Tarefas solicitadas »
- 1) De acordo com o texto sobre o arcebispo de Brasília, de que cidade paulista é natural dom Sergio da Rocha?
- 2) Reproduza, do texto sobre o arcebispo de Brasília, o trecho que começa em "Responsável pela Conferência" e segue até "e campanhas eleitorais.".

Texto da página »

%%

Responsável pela Conferência Nacional dos Bispos do Brasil critica, em entrevista a jornal de Brasília, a relação escusa entre os poderes político e econômico e afirma que o eleitor é o juiz dos candidatos. O arcebispo de Brasília, dom Sergio da Rocha, considera missão da Igreja participar da política. Mas a atuação, segundo ele, deve seguir os propósitos católicos, baseados na ética e no bem comum, diferentemente dos interesses partidários e corporativos que ditam governos e campanhas eleitorais.
Atento observador da sociedade, o arcebispo afirma que, em tempos de crise, a Igreja tem de exercer o papel do profeta: questionar, transformar, sem receio de desagradar ao senso comum. Esse posicionamento explica a decepção com a atabalhoada reforma política conduzida no Congresso - "a gente esperava muito mais" - e a ressalva ao pacto pela governabilidade - "Um pacto não vai deixar de lado, por exemplo, a luta contra a corrupção". A postura cristã também fundamenta a posição da CNBB contra a redução da maioridade penal, apesar da imensa vontade popular. Paulista da cidade de Dobrada, dom Sérgio diz "ter cabeça de cidade, mas coração rural".
Aos 55 anos, está encantado com a receptividade do brasiliense, em particular nas regiões mais simples. Mas chama a atenção para os problemas sociais. Cita em particular o drama dos imigrantes, que vêm de regiões conflituosas da Ásia e da África e vivem em condições precárias nas cidades do DF.

%%

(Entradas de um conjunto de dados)
%%

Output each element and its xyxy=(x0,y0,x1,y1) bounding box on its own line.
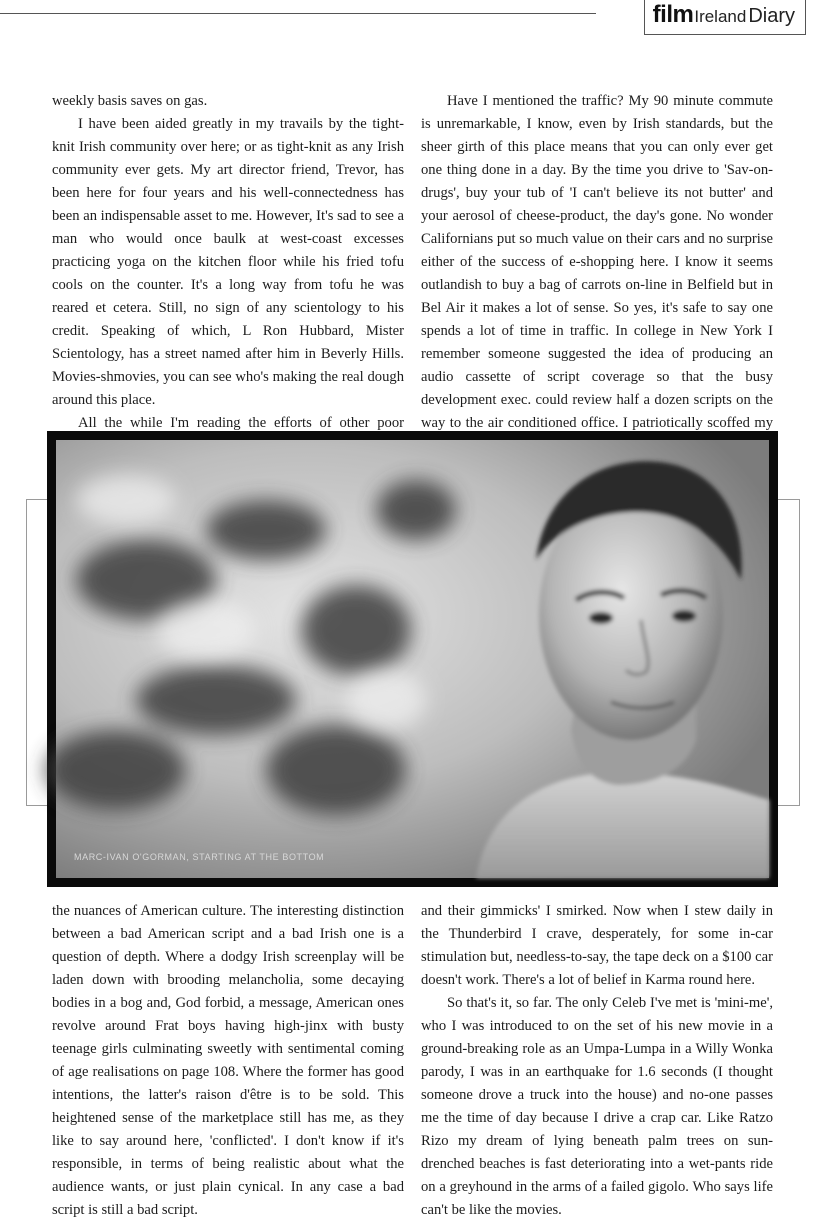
paragraph: All the while I'm reading the efforts of other poor xyxy=(78,415,404,431)
paragraph: weekly basis saves on gas. xyxy=(52,93,208,109)
portrait-photo xyxy=(47,431,778,887)
column-bottom-right xyxy=(421,900,773,1218)
paragraph: I have been aided greatly in my travails by the tight-knit Irish community over here; or as tight-knit as any Irish community ever gets. My art director friend, Trevor, has been here for four years and his well-connectedness has been an indispensable asset to me. However, It's sad to see a man who would once baulk at west-coast excesses practicing yoga on the kitchen floor while his fried tofu cools on the counter. It's a long way from tofu he was reared et cetera. Still, no sign of any scientology to his credit. Speaking of which, L Ron Hubbard, Mister Scientology, has a street named after him in Beverly Hills. Movies-shmovies, you can see who's making the real dough around this place. xyxy=(52,116,404,408)
column-top-left xyxy=(52,90,404,431)
masthead-diary: Diary xyxy=(748,5,795,27)
paragraph: So that's it, so far. The only Celeb I've met is 'mini-me', who I was introduced to on the set of his new movie in a ground-breaking role as an Umpa-Lumpa in a Willy Wonka parody, I was in an earthquake for 1.6 seconds (I thought someone drove a truck into the house) and no-one passes me the time of day because I drive a crap car. Like Ratzo Rizo my dream of lying beneath palm trees on sun-drenched beaches is fast deteriorating into a wet-pants ride on a greyhound in the arms of a failed gigolo. Who says life can't be like the movies. xyxy=(421,995,773,1218)
photo-image xyxy=(56,440,769,878)
column-top-right xyxy=(421,90,773,431)
paragraph: Have I mentioned the traffic? My 90 minute commute is unremarkable, I know, even by Irish standards, but the sheer girth of this place means that you can only ever get one thing done in a day. By the time you drive to 'Sav-on-drugs', buy your tub of 'I can't believe its not butter' and your aerosol of cheese-product, the day's gone. No wonder Californians put so much value on their cars and no surprise either of the success of e-shopping here. I know it seems outlandish to buy a bag of carrots on-line in Belfield but in Bel Air it makes a lot of sense. So yes, it's safe to say one spends a lot of time in traffic. In college in New York I remember someone suggested the idea of producing an audio cassette of script coverage so that the busy development exec. could review half a dozen scripts on the way to the air conditioned office. I patriotically scoffed my xyxy=(421,93,773,431)
masthead-film: film xyxy=(652,1,694,28)
header-rule xyxy=(0,13,596,14)
masthead xyxy=(644,0,806,35)
column-bottom-left xyxy=(52,900,404,1218)
paragraph: the nuances of American culture. The interesting distinction between a bad American script and a bad Irish one is a question of depth. Where a dodgy Irish screenplay will be laden down with brooding melancholia, some decaying bodies in a bog and, God forbid, a message, American ones revolve around Frat boys having high-jinx with busty teenage girls culminating sweetly with sentimental coming of age realisations on page 108. Where the former has good intentions, the latter's raison d'être is to be sold. This heightened sense of the marketplace still has me, as they like to say around here, 'conflicted'. I don't know if it's responsible, in terms of being realistic about what the audience wants, or just plain cynical. In any case a bad script is still a bad script. xyxy=(52,903,404,1218)
masthead-ireland: Ireland xyxy=(694,7,747,26)
photo-caption: MARC-IVAN O'GORMAN, STARTING AT THE BOTTOM xyxy=(74,852,325,862)
paragraph: and their gimmicks' I smirked. Now when I stew daily in the Thunderbird I crave, desperately, for some in-car stimulation but, needless-to-say, the tape deck on a $100 car doesn't work. There's a lot of belief in Karma round here. xyxy=(421,903,773,988)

%%

Lista de respostas »
- 1) Dobrada.

- 2)
Responsável pela Conferência Nacional dos Bispos do Brasil critica, em entrevista a jornal de Brasília, a relação escusa entre os poderes político e econômico e afirma que o eleitor é o juiz dos candidatos. O arcebispo de Brasília, dom Sergio da Rocha, considera missão da Igreja participar da política. Mas a atuação, segundo ele, deve seguir os propósitos católicos, baseados na ética e no bem comum, diferentemente dos interesses partidários e corporativos que ditam governos e campanhas eleitorais.